> _To do_
Extract each line of the data below exactly as written.

> _Records for the task_
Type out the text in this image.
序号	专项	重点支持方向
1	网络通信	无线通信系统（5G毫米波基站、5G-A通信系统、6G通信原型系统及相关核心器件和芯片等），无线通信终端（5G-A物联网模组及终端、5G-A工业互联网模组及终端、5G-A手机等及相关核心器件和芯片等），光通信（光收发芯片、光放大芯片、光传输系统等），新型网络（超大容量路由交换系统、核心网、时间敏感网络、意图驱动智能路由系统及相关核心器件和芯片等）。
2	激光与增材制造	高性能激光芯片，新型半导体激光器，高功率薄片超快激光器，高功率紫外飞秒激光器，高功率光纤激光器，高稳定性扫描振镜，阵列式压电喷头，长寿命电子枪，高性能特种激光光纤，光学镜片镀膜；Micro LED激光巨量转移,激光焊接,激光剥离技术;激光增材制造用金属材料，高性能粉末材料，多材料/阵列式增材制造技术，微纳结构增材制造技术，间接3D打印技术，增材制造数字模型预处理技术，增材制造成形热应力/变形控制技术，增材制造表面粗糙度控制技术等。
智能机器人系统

> _Output of the task_
Type out the text in this image.
序号	专项	重点支持方向
1	网络通信	无线通信系统（5G毫米波基站、5G-A通信系统、6G通信原型系统及相关核心器件和芯片等），无线通信终端（5G-A物联网模组及终端、5G-A工业互联网模组及终端、5G-A手机等及相关核心器件和芯片等），光通信（光收发芯片、光放大芯片、光传输系统等），新型网络（超大容量路由交换系统、核心网、时间敏感网络、意图驱动智能路由系统及相关核心器件和芯片等）。
2	激光与增材制造	高性能激光芯片，新型半导体激光器，高功率薄片超快激光器，高功率紫外飞秒激光器，高功率光纤激光器，高稳定性扫描振镜，阵列式压电喷头，长寿命电子枪，高性能特种激光光纤，光学镜片镀膜；Micro LED激光巨量转移,激光焊接,激光剥离技术;激光增材制造用金属材料，高性能粉末材料，多材料/阵列式增材制造技术，微纳结构增材制造技术，间接3D打印技术，增材制造数字模型预处理技术，增材制造成形热应力/变形控制技术，增材制造表面粗糙度控制技术等。
智能机器人系统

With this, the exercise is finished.